Your task is to repeat the entries underneath exactly, minus the pictures.

....................

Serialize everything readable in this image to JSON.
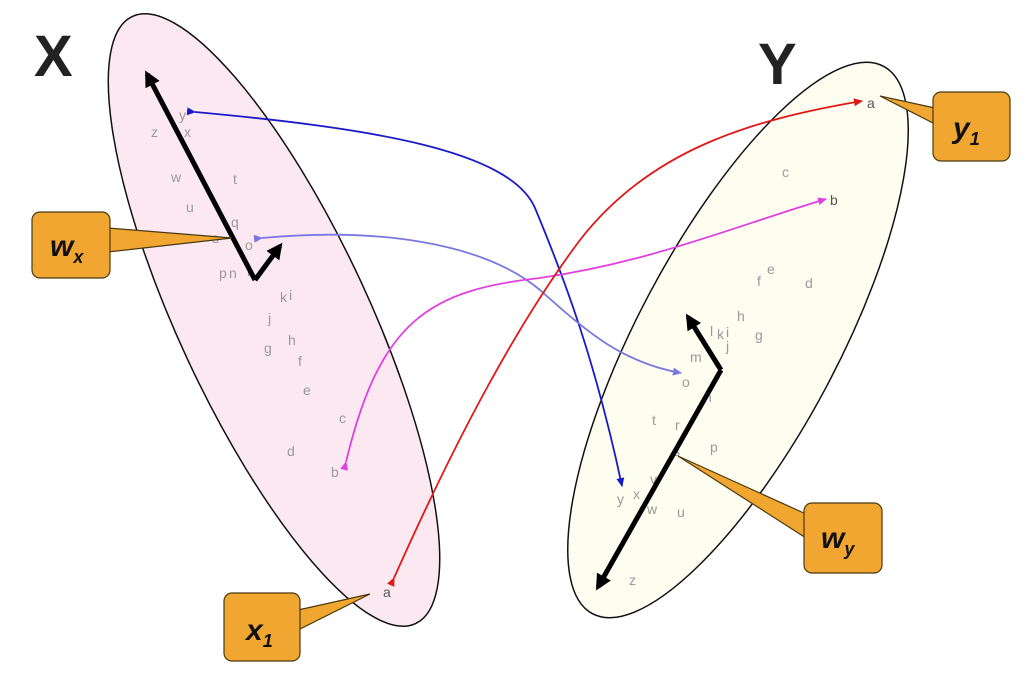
{
  "titles": {
    "x": "X",
    "y": "Y"
  },
  "callouts": {
    "wx": {
      "main": "w",
      "sub": "x"
    },
    "wy": {
      "main": "w",
      "sub": "y"
    },
    "x1": {
      "main": "x",
      "sub": "1"
    },
    "y1": {
      "main": "y",
      "sub": "1"
    }
  },
  "x_points": [
    "y",
    "z",
    "x",
    "w",
    "t",
    "u",
    "q",
    "s",
    "o",
    "p",
    "n",
    "r",
    "k",
    "i",
    "j",
    "g",
    "h",
    "f",
    "e",
    "c",
    "d",
    "b",
    "a"
  ],
  "y_points": [
    "a",
    "c",
    "b",
    "f",
    "e",
    "d",
    "h",
    "k",
    "l",
    "i",
    "j",
    "g",
    "m",
    "o",
    "n",
    "t",
    "r",
    "s",
    "p",
    "y",
    "x",
    "v",
    "w",
    "u",
    "z"
  ],
  "colors": {
    "x_ellipse_fill": "#fce8f1",
    "y_ellipse_fill": "#fdfdf0",
    "callout": "#f0a630",
    "arrow_blue": "#1a1ac8",
    "arrow_light_blue": "#7878e0",
    "arrow_magenta": "#e040e0",
    "arrow_red": "#e01818"
  }
}
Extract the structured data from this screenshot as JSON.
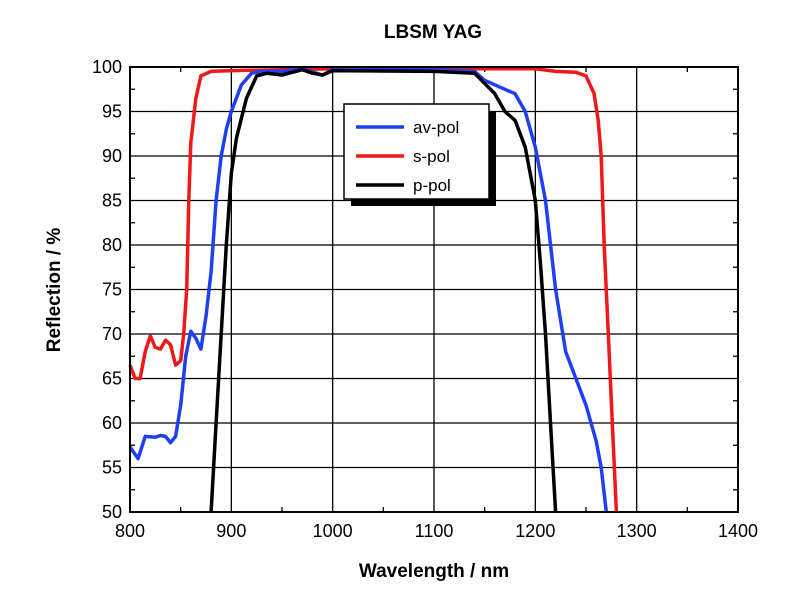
{
  "chart_data": {
    "type": "line",
    "title": "LBSM YAG",
    "xlabel": "Wavelength / nm",
    "ylabel": "Reflection / %",
    "xlim": [
      800,
      1400
    ],
    "ylim": [
      50,
      100
    ],
    "xticks": [
      "800",
      "900",
      "1000",
      "1100",
      "1200",
      "1300",
      "1400"
    ],
    "yticks": [
      "50",
      "55",
      "60",
      "65",
      "70",
      "75",
      "80",
      "85",
      "90",
      "95",
      "100"
    ],
    "grid": true,
    "legend_position": "top-center",
    "series": [
      {
        "name": "av-pol",
        "color": "#1f3ff5",
        "x": [
          800,
          808,
          815,
          825,
          830,
          835,
          840,
          845,
          850,
          855,
          860,
          865,
          870,
          875,
          880,
          885,
          890,
          895,
          900,
          910,
          920,
          930,
          950,
          970,
          990,
          1000,
          1100,
          1140,
          1150,
          1170,
          1180,
          1190,
          1200,
          1210,
          1220,
          1230,
          1240,
          1250,
          1260,
          1265,
          1270
        ],
        "y": [
          57.3,
          56,
          58.5,
          58.4,
          58.6,
          58.5,
          57.8,
          58.5,
          62,
          67.5,
          70.3,
          69.5,
          68.3,
          72,
          77,
          85,
          90,
          93,
          95,
          98,
          99.3,
          99.5,
          99.5,
          99.8,
          99.1,
          99.7,
          99.7,
          99.5,
          98.5,
          97.5,
          97,
          95,
          91,
          85,
          75,
          68,
          65,
          62,
          58,
          55,
          50
        ]
      },
      {
        "name": "s-pol",
        "color": "#f01818",
        "x": [
          800,
          805,
          810,
          815,
          820,
          825,
          830,
          835,
          840,
          845,
          850,
          853,
          856,
          858,
          860,
          865,
          870,
          880,
          900,
          950,
          1000,
          1100,
          1200,
          1220,
          1240,
          1250,
          1258,
          1262,
          1265,
          1268,
          1272,
          1276,
          1280
        ],
        "y": [
          66.5,
          65,
          65,
          68,
          69.8,
          68.5,
          68.3,
          69.3,
          68.8,
          66.5,
          67,
          70,
          75,
          85,
          91.5,
          96.5,
          99,
          99.5,
          99.6,
          99.7,
          99.8,
          99.8,
          99.8,
          99.5,
          99.4,
          99,
          97,
          94,
          90,
          80,
          70,
          60,
          50
        ]
      },
      {
        "name": "p-pol",
        "color": "#000000",
        "x": [
          880,
          885,
          890,
          895,
          900,
          905,
          915,
          925,
          935,
          950,
          970,
          980,
          990,
          1000,
          1100,
          1140,
          1160,
          1170,
          1180,
          1190,
          1200,
          1205,
          1210,
          1215,
          1220
        ],
        "y": [
          50,
          60,
          70,
          80,
          88,
          92,
          96.5,
          99,
          99.3,
          99.1,
          99.7,
          99.3,
          99.1,
          99.6,
          99.5,
          99.3,
          97,
          95,
          94,
          91,
          85,
          78,
          70,
          60,
          50
        ]
      }
    ]
  }
}
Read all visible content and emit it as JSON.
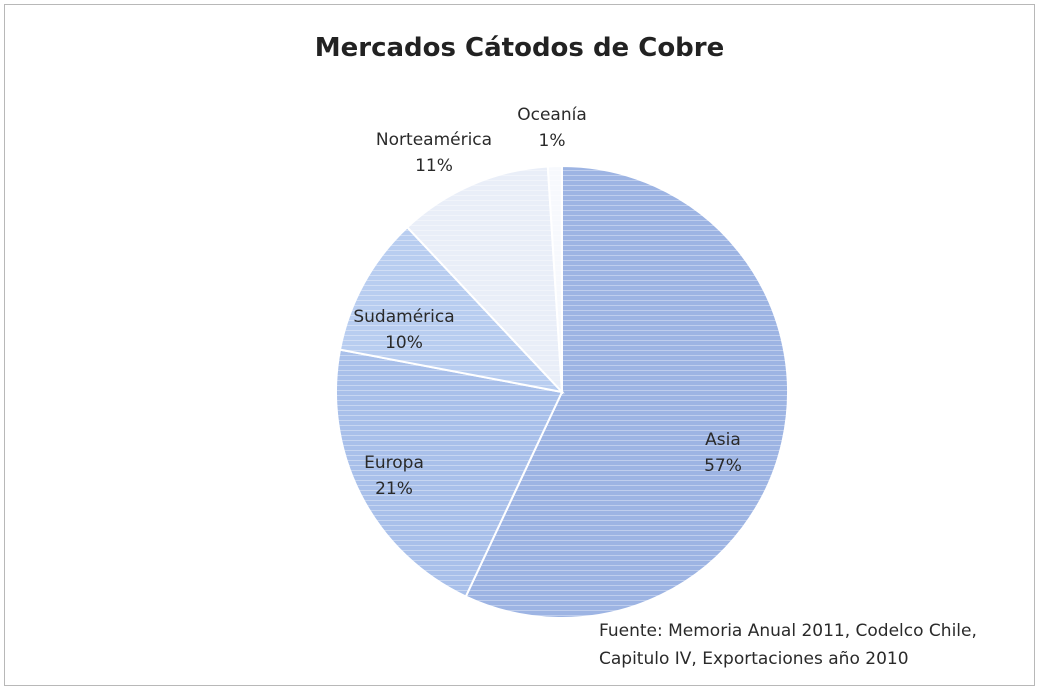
{
  "chart_data": {
    "type": "pie",
    "title": "Mercados Cátodos de Cobre",
    "slices": [
      {
        "name": "Asia",
        "value": 57,
        "label": "57%",
        "color": "#9db4e3"
      },
      {
        "name": "Europa",
        "value": 21,
        "label": "21%",
        "color": "#a9c0ea"
      },
      {
        "name": "Sudamérica",
        "value": 10,
        "label": "10%",
        "color": "#b8cdf0"
      },
      {
        "name": "Norteamérica",
        "value": 11,
        "label": "11%",
        "color": "#e9eef8"
      },
      {
        "name": "Oceanía",
        "value": 1,
        "label": "1%",
        "color": "#f7f9fd"
      }
    ],
    "source_lines": [
      "Fuente: Memoria Anual 2011, Codelco Chile,",
      "Capitulo IV, Exportaciones año 2010"
    ]
  }
}
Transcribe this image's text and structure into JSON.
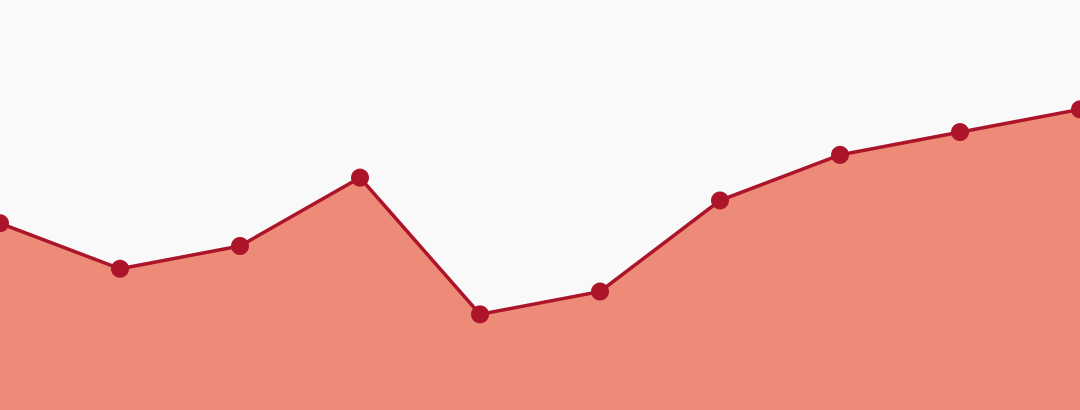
{
  "chart_data": {
    "type": "area",
    "x": [
      0,
      1,
      2,
      3,
      4,
      5,
      6,
      7,
      8,
      9
    ],
    "series": [
      {
        "values": [
          50,
          30,
          40,
          70,
          10,
          20,
          60,
          80,
          90,
          100
        ]
      }
    ],
    "ylim": [
      -32,
      148
    ],
    "grid": false,
    "legend": "none",
    "colors": {
      "background": "#f9f9fa",
      "area_fill": "#ee8a78",
      "line": "#ab1429",
      "marker": "#ab1429"
    }
  }
}
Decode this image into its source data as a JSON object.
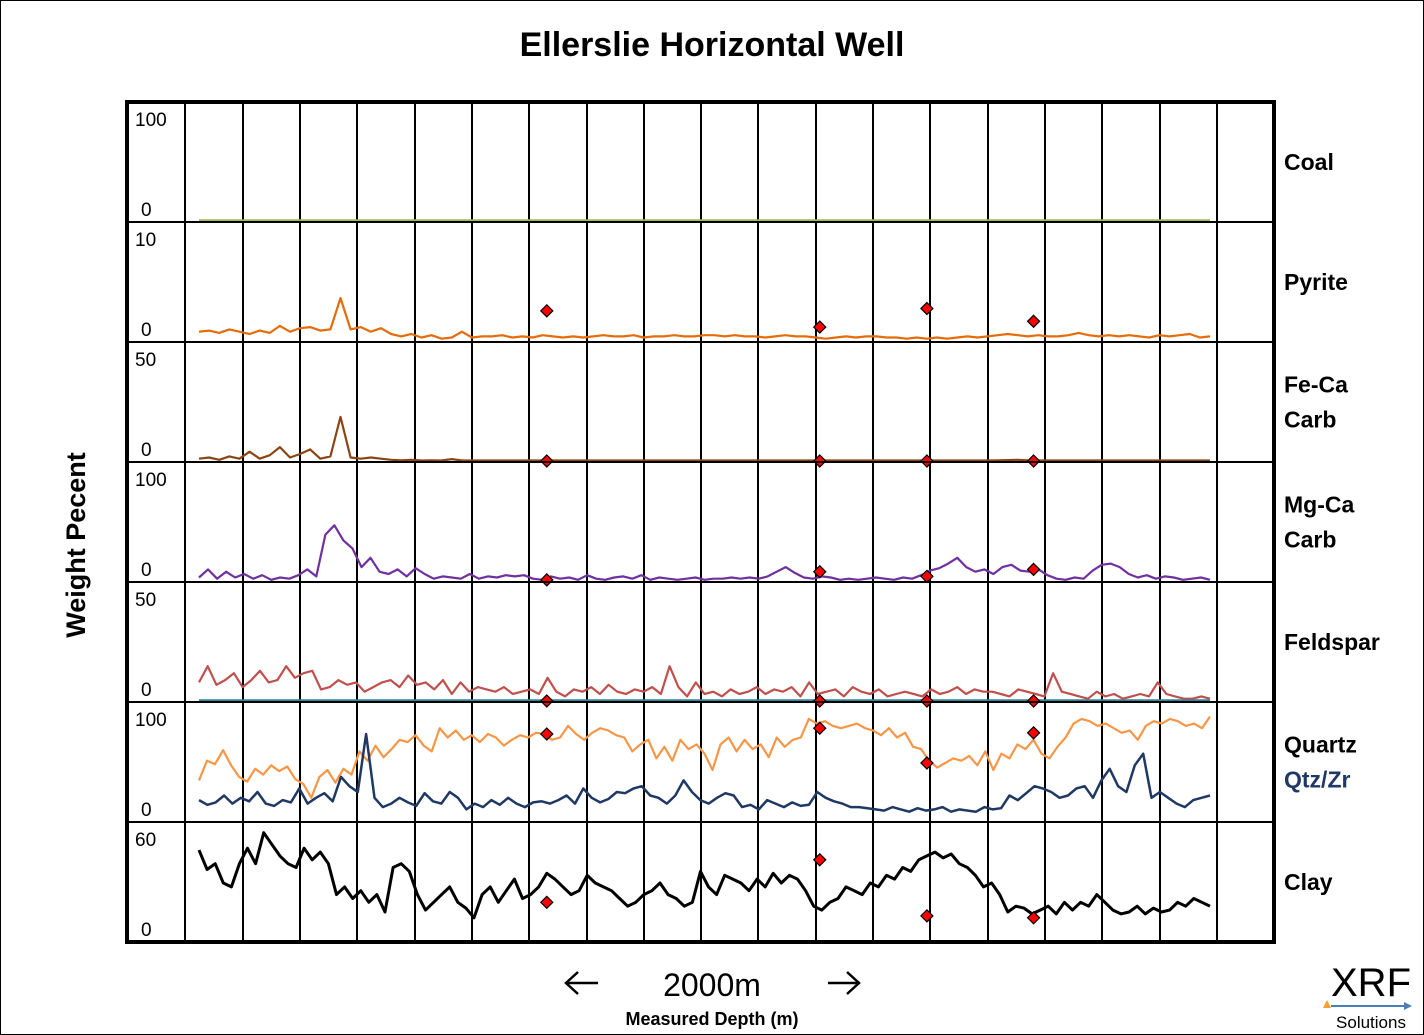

....................

Task output:
Serialize everything readable in this image to JSON.
{
  "titles": {
    "x": "X",
    "y": "Y"
  },
  "callouts": {
    "wx": {
      "main": "w",
      "sub": "x"
    },
    "wy": {
      "main": "w",
      "sub": "y"
    },
    "x1": {
      "main": "x",
      "sub": "1"
    },
    "y1": {
      "main": "y",
      "sub": "1"
    }
  },
  "x_points": [
    "y",
    "z",
    "x",
    "w",
    "t",
    "u",
    "q",
    "s",
    "o",
    "p",
    "n",
    "r",
    "k",
    "i",
    "j",
    "g",
    "h",
    "f",
    "e",
    "c",
    "d",
    "b",
    "a"
  ],
  "y_points": [
    "a",
    "c",
    "b",
    "f",
    "e",
    "d",
    "h",
    "k",
    "l",
    "i",
    "j",
    "g",
    "m",
    "o",
    "n",
    "t",
    "r",
    "s",
    "p",
    "y",
    "x",
    "v",
    "w",
    "u",
    "z"
  ],
  "colors": {
    "x_ellipse_fill": "#fce8f1",
    "y_ellipse_fill": "#fdfdf0",
    "callout": "#f0a630",
    "arrow_blue": "#1a1ac8",
    "arrow_light_blue": "#7878e0",
    "arrow_magenta": "#e040e0",
    "arrow_red": "#e01818"
  }
}
Extract the structured data from this screenshot as JSON.
{
  "chart_data": {
    "type": "line",
    "title": "LBSM YAG",
    "xlabel": "Wavelength / nm",
    "ylabel": "Reflection / %",
    "xlim": [
      800,
      1400
    ],
    "ylim": [
      50,
      100
    ],
    "xticks": [
      "800",
      "900",
      "1000",
      "1100",
      "1200",
      "1300",
      "1400"
    ],
    "yticks": [
      "50",
      "55",
      "60",
      "65",
      "70",
      "75",
      "80",
      "85",
      "90",
      "95",
      "100"
    ],
    "grid": true,
    "legend_position": "top-center",
    "series": [
      {
        "name": "av-pol",
        "color": "#1f3ff5",
        "x": [
          800,
          808,
          815,
          825,
          830,
          835,
          840,
          845,
          850,
          855,
          860,
          865,
          870,
          875,
          880,
          885,
          890,
          895,
          900,
          910,
          920,
          930,
          950,
          970,
          990,
          1000,
          1100,
          1140,
          1150,
          1170,
          1180,
          1190,
          1200,
          1210,
          1220,
          1230,
          1240,
          1250,
          1260,
          1265,
          1270
        ],
        "y": [
          57.3,
          56,
          58.5,
          58.4,
          58.6,
          58.5,
          57.8,
          58.5,
          62,
          67.5,
          70.3,
          69.5,
          68.3,
          72,
          77,
          85,
          90,
          93,
          95,
          98,
          99.3,
          99.5,
          99.5,
          99.8,
          99.1,
          99.7,
          99.7,
          99.5,
          98.5,
          97.5,
          97,
          95,
          91,
          85,
          75,
          68,
          65,
          62,
          58,
          55,
          50
        ]
      },
      {
        "name": "s-pol",
        "color": "#f01818",
        "x": [
          800,
          805,
          810,
          815,
          820,
          825,
          830,
          835,
          840,
          845,
          850,
          853,
          856,
          858,
          860,
          865,
          870,
          880,
          900,
          950,
          1000,
          1100,
          1200,
          1220,
          1240,
          1250,
          1258,
          1262,
          1265,
          1268,
          1272,
          1276,
          1280
        ],
        "y": [
          66.5,
          65,
          65,
          68,
          69.8,
          68.5,
          68.3,
          69.3,
          68.8,
          66.5,
          67,
          70,
          75,
          85,
          91.5,
          96.5,
          99,
          99.5,
          99.6,
          99.7,
          99.8,
          99.8,
          99.8,
          99.5,
          99.4,
          99,
          97,
          94,
          90,
          80,
          70,
          60,
          50
        ]
      },
      {
        "name": "p-pol",
        "color": "#000000",
        "x": [
          880,
          885,
          890,
          895,
          900,
          905,
          915,
          925,
          935,
          950,
          970,
          980,
          990,
          1000,
          1100,
          1140,
          1160,
          1170,
          1180,
          1190,
          1200,
          1205,
          1210,
          1215,
          1220
        ],
        "y": [
          50,
          60,
          70,
          80,
          88,
          92,
          96.5,
          99,
          99.3,
          99.1,
          99.7,
          99.3,
          99.1,
          99.6,
          99.5,
          99.3,
          97,
          95,
          94,
          91,
          85,
          78,
          70,
          60,
          50
        ]
      }
    ]
  }
}
Read all visible content and emit it as JSON.
{
  "chart_data": {
    "type": "pie",
    "title": "Mercados Cátodos de Cobre",
    "slices": [
      {
        "name": "Asia",
        "value": 57,
        "label": "57%",
        "color": "#9db4e3"
      },
      {
        "name": "Europa",
        "value": 21,
        "label": "21%",
        "color": "#a9c0ea"
      },
      {
        "name": "Sudamérica",
        "value": 10,
        "label": "10%",
        "color": "#b8cdf0"
      },
      {
        "name": "Norteamérica",
        "value": 11,
        "label": "11%",
        "color": "#e9eef8"
      },
      {
        "name": "Oceanía",
        "value": 1,
        "label": "1%",
        "color": "#f7f9fd"
      }
    ],
    "source_lines": [
      "Fuente: Memoria Anual 2011, Codelco Chile,",
      "Capitulo IV, Exportaciones año 2010"
    ]
  }
}
Transcribe this image's text and structure into JSON.
{
  "chart_data": {
    "type": "area",
    "x": [
      0,
      1,
      2,
      3,
      4,
      5,
      6,
      7,
      8,
      9
    ],
    "series": [
      {
        "values": [
          50,
          30,
          40,
          70,
          10,
          20,
          60,
          80,
          90,
          100
        ]
      }
    ],
    "ylim": [
      -32,
      148
    ],
    "grid": false,
    "legend": "none",
    "colors": {
      "background": "#f9f9fa",
      "area_fill": "#ee8a78",
      "line": "#ab1429",
      "marker": "#ab1429"
    }
  }
}
Decode this image into its source data as a JSON object.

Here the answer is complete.